Records from a collection of figures
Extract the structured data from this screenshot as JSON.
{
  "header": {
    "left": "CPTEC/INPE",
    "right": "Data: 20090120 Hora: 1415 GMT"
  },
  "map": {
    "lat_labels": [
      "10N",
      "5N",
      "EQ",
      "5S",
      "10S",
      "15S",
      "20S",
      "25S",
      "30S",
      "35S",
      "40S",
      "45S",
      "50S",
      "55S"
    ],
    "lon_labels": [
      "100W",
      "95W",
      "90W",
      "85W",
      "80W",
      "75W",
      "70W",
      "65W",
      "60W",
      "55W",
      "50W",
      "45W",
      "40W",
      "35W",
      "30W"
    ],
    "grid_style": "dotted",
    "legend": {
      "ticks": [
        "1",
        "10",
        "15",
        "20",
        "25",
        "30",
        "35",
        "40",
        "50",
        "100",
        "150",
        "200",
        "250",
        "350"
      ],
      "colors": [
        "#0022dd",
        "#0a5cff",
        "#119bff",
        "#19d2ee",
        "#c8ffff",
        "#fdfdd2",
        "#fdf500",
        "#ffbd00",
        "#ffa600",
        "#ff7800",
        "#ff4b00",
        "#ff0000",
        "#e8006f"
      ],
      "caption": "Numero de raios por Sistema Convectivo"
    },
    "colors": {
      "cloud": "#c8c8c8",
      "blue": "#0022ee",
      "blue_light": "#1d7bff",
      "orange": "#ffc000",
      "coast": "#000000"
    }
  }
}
* * *
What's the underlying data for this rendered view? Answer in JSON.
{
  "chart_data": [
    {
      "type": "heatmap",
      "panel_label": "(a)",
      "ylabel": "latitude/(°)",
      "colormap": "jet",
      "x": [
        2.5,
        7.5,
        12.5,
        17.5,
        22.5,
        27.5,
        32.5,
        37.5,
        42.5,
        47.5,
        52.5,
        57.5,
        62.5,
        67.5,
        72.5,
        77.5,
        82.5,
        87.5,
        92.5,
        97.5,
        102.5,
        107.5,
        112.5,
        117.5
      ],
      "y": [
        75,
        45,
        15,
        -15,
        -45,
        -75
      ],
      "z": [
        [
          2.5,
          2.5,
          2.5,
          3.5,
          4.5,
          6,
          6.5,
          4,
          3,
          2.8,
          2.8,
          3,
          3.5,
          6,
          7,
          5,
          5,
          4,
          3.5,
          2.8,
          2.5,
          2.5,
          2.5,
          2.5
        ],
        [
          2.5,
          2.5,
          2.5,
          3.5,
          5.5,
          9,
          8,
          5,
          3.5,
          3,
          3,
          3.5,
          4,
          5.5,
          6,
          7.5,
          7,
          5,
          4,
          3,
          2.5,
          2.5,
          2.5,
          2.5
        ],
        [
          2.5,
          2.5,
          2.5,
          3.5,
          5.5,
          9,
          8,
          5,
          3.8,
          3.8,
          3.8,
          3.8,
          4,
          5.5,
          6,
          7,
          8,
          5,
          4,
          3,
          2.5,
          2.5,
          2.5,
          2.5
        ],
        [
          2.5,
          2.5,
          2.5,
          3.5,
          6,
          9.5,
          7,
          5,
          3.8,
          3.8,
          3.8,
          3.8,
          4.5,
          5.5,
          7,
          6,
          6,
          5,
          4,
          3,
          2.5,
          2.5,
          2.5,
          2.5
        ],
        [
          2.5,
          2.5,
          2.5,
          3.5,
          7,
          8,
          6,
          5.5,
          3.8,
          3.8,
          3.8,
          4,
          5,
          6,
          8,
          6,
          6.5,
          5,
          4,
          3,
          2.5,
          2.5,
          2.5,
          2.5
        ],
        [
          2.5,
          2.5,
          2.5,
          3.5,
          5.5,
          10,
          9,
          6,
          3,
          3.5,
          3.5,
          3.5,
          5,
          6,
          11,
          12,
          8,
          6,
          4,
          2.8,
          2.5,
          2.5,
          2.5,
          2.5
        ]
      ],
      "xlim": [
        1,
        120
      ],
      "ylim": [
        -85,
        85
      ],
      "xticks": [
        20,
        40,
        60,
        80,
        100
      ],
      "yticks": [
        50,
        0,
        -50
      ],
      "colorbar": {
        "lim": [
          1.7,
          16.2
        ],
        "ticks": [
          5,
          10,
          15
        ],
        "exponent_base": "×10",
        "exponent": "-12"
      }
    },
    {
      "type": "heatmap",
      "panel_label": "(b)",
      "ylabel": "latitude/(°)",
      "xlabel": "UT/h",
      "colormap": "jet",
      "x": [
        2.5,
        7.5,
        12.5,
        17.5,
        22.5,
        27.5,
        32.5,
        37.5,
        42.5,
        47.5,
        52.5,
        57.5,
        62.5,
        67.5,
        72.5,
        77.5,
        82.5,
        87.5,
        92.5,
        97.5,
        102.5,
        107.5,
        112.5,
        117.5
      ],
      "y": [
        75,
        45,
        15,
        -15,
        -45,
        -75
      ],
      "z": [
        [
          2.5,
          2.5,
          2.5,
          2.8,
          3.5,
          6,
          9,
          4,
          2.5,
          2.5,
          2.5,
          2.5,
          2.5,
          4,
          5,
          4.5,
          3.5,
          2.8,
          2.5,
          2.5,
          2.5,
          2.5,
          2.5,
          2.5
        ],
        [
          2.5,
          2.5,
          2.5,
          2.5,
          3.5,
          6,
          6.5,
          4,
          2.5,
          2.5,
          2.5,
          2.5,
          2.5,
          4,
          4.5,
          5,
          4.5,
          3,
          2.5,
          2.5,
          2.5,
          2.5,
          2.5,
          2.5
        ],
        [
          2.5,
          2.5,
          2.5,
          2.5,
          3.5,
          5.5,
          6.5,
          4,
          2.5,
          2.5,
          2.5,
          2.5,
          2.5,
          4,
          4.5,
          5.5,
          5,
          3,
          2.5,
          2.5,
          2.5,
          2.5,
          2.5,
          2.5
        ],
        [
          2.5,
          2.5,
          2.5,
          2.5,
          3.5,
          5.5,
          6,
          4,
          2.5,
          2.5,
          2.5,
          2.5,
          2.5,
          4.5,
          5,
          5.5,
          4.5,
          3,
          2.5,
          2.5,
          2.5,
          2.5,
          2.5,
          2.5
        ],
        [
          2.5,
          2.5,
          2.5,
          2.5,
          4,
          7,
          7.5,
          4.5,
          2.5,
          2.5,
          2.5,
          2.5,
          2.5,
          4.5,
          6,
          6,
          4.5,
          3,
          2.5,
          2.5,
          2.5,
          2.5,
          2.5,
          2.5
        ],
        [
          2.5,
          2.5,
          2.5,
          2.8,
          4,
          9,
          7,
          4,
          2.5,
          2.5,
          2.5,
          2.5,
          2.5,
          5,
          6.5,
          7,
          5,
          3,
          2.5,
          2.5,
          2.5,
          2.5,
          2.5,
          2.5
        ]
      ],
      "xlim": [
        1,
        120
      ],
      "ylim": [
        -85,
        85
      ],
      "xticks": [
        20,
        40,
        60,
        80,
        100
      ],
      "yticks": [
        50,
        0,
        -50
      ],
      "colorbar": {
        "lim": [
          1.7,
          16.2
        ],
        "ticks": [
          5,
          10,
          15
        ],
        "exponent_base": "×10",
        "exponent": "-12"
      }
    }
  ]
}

**Exercise details:** Using the listing above, pull out all lines that hold the word "JSON".

**Result of this task:**
Extract the structured data from this screenshot as JSON.
What's the underlying data for this rendered view? Answer in JSON.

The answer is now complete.